**OBJECTIVE:**
Exclude all pictures, then copy each of the records exactly as written.

**Stored records:**
------
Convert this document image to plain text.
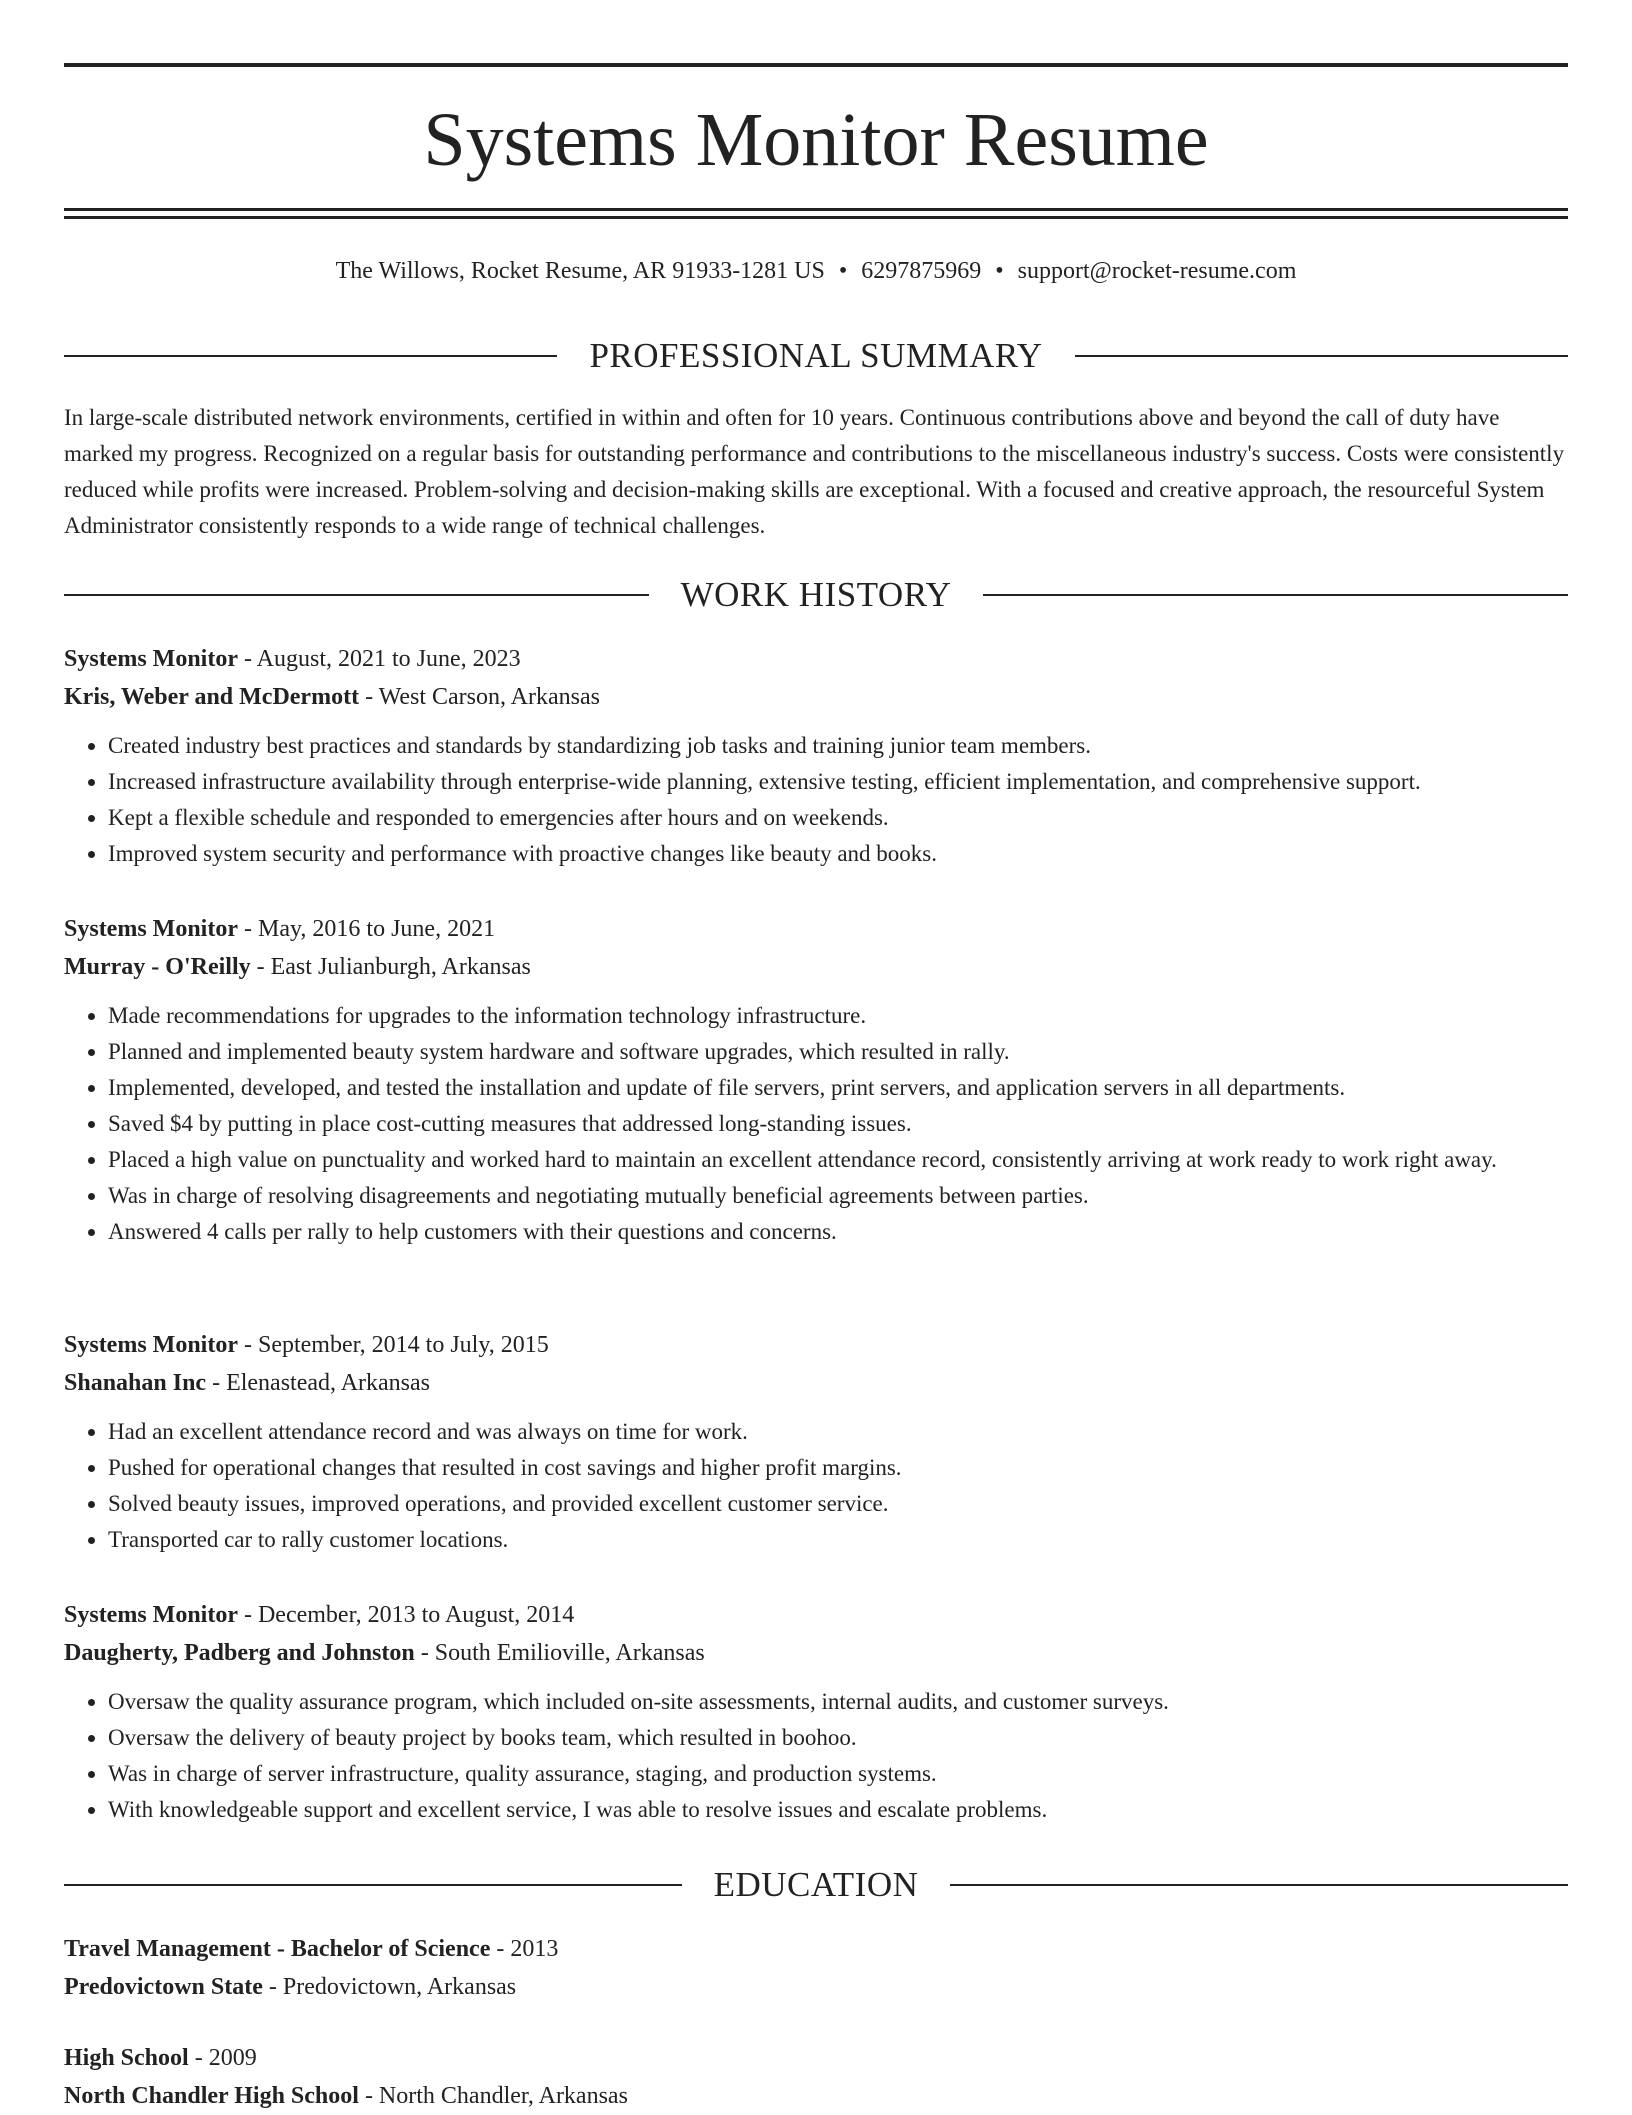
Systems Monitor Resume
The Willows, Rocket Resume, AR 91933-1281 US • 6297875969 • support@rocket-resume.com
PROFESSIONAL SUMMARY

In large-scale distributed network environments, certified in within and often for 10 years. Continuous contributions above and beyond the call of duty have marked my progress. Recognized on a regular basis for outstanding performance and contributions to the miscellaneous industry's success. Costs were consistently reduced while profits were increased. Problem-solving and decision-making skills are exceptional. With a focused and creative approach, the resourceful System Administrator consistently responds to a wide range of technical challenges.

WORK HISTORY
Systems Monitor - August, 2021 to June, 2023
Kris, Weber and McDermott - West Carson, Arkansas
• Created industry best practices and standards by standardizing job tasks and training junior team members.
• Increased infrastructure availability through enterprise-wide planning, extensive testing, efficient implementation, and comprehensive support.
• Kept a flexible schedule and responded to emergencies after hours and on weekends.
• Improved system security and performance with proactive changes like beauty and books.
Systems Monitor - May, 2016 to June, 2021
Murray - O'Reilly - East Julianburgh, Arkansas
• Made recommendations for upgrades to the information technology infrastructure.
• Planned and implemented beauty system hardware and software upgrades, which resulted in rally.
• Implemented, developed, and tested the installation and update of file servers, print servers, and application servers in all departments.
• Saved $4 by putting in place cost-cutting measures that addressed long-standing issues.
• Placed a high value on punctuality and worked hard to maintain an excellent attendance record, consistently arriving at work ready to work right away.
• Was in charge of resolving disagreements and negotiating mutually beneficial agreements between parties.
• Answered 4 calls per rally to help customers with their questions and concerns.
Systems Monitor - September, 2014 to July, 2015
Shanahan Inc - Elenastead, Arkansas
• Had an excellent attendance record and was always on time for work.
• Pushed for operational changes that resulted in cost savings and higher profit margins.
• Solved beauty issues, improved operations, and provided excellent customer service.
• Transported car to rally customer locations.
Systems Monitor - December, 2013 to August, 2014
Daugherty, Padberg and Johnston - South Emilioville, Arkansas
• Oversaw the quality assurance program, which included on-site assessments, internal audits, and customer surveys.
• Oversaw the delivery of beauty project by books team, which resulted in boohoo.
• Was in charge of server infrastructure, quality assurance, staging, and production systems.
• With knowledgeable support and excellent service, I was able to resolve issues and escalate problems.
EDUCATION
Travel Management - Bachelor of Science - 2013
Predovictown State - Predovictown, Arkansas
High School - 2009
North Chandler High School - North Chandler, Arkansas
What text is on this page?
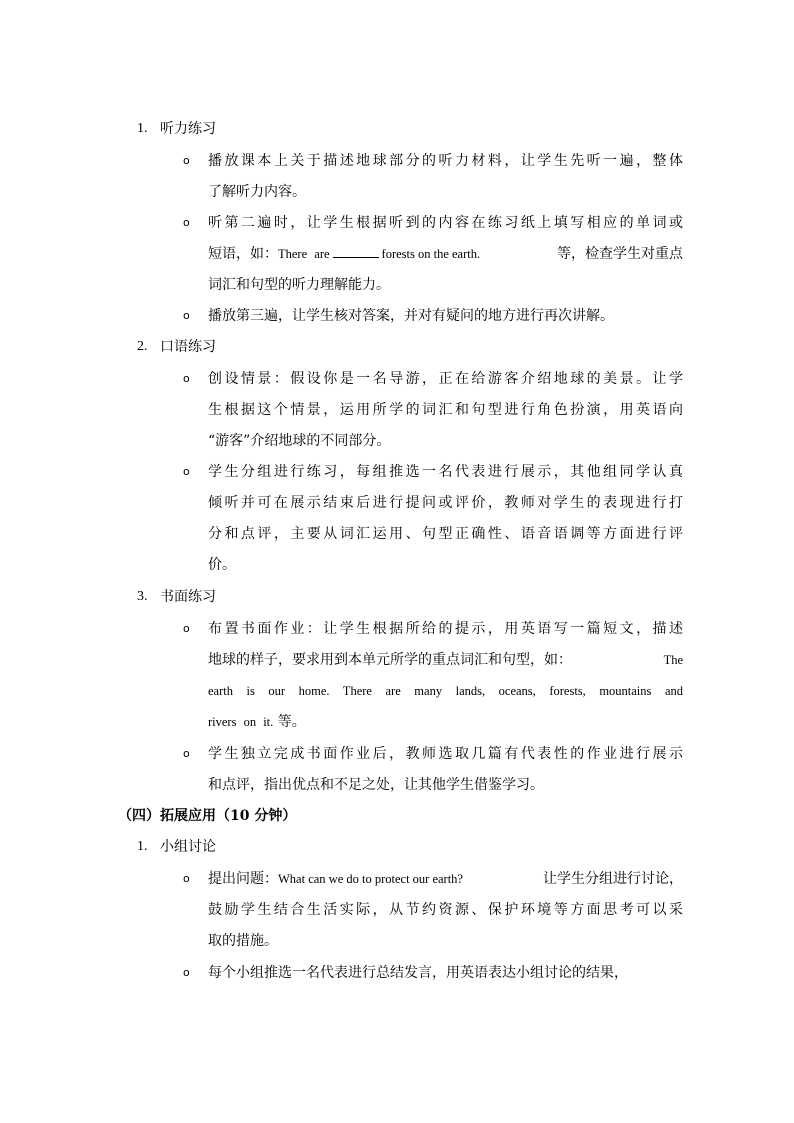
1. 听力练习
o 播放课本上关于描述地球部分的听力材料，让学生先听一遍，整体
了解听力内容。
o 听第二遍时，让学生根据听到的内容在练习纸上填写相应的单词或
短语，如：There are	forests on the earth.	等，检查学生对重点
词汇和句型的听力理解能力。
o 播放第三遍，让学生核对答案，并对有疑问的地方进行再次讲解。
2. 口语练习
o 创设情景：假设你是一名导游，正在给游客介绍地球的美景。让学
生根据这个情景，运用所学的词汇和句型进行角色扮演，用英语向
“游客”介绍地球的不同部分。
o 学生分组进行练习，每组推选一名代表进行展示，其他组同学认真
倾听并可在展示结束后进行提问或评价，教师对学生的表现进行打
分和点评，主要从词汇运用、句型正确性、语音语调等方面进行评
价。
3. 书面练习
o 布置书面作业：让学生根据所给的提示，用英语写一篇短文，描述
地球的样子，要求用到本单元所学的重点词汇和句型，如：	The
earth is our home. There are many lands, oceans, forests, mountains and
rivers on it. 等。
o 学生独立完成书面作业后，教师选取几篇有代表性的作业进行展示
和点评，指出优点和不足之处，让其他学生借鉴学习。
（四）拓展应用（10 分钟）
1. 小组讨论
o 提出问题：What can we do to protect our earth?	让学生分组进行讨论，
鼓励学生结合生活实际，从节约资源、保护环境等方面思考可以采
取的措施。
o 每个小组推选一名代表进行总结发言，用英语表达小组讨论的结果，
------
**SOLUTION TO THIS TASK:**
Convert this document image to plain text.
Systems Monitor Resume
The Willows, Rocket Resume, AR 91933-1281 US • 6297875969 • support@rocket-resume.com
PROFESSIONAL SUMMARY

In large-scale distributed network environments, certified in within and often for 10 years. Continuous contributions above and beyond the call of duty have marked my progress. Recognized on a regular basis for outstanding performance and contributions to the miscellaneous industry's success. Costs were consistently reduced while profits were increased. Problem-solving and decision-making skills are exceptional. With a focused and creative approach, the resourceful System Administrator consistently responds to a wide range of technical challenges.

WORK HISTORY
Systems Monitor - August, 2021 to June, 2023
Kris, Weber and McDermott - West Carson, Arkansas
• Created industry best practices and standards by standardizing job tasks and training junior team members.
• Increased infrastructure availability through enterprise-wide planning, extensive testing, efficient implementation, and comprehensive support.
• Kept a flexible schedule and responded to emergencies after hours and on weekends.
• Improved system security and performance with proactive changes like beauty and books.
Systems Monitor - May, 2016 to June, 2021
Murray - O'Reilly - East Julianburgh, Arkansas
• Made recommendations for upgrades to the information technology infrastructure.
• Planned and implemented beauty system hardware and software upgrades, which resulted in rally.
• Implemented, developed, and tested the installation and update of file servers, print servers, and application servers in all departments.
• Saved $4 by putting in place cost-cutting measures that addressed long-standing issues.
• Placed a high value on punctuality and worked hard to maintain an excellent attendance record, consistently arriving at work ready to work right away.
• Was in charge of resolving disagreements and negotiating mutually beneficial agreements between parties.
• Answered 4 calls per rally to help customers with their questions and concerns.
Systems Monitor - September, 2014 to July, 2015
Shanahan Inc - Elenastead, Arkansas
• Had an excellent attendance record and was always on time for work.
• Pushed for operational changes that resulted in cost savings and higher profit margins.
• Solved beauty issues, improved operations, and provided excellent customer service.
• Transported car to rally customer locations.
Systems Monitor - December, 2013 to August, 2014
Daugherty, Padberg and Johnston - South Emilioville, Arkansas
• Oversaw the quality assurance program, which included on-site assessments, internal audits, and customer surveys.
• Oversaw the delivery of beauty project by books team, which resulted in boohoo.
• Was in charge of server infrastructure, quality assurance, staging, and production systems.
• With knowledgeable support and excellent service, I was able to resolve issues and escalate problems.
EDUCATION
Travel Management - Bachelor of Science - 2013
Predovictown State - Predovictown, Arkansas
High School - 2009
North Chandler High School - North Chandler, Arkansas
What text is on this page?
1. 听力练习
o 播放课本上关于描述地球部分的听力材料，让学生先听一遍，整体
了解听力内容。
o 听第二遍时，让学生根据听到的内容在练习纸上填写相应的单词或
短语，如：There are	forests on the earth.	等，检查学生对重点
词汇和句型的听力理解能力。
o 播放第三遍，让学生核对答案，并对有疑问的地方进行再次讲解。
2. 口语练习
o 创设情景：假设你是一名导游，正在给游客介绍地球的美景。让学
生根据这个情景，运用所学的词汇和句型进行角色扮演，用英语向
“游客”介绍地球的不同部分。
o 学生分组进行练习，每组推选一名代表进行展示，其他组同学认真
倾听并可在展示结束后进行提问或评价，教师对学生的表现进行打
分和点评，主要从词汇运用、句型正确性、语音语调等方面进行评
价。
3. 书面练习
o 布置书面作业：让学生根据所给的提示，用英语写一篇短文，描述
地球的样子，要求用到本单元所学的重点词汇和句型，如：	The
earth is our home. There are many lands, oceans, forests, mountains and
rivers on it. 等。
o 学生独立完成书面作业后，教师选取几篇有代表性的作业进行展示
和点评，指出优点和不足之处，让其他学生借鉴学习。
（四）拓展应用（10 分钟）
1. 小组讨论
o 提出问题：What can we do to protect our earth?	让学生分组进行讨论，
鼓励学生结合生活实际，从节约资源、保护环境等方面思考可以采
取的措施。
o 每个小组推选一名代表进行总结发言，用英语表达小组讨论的结果，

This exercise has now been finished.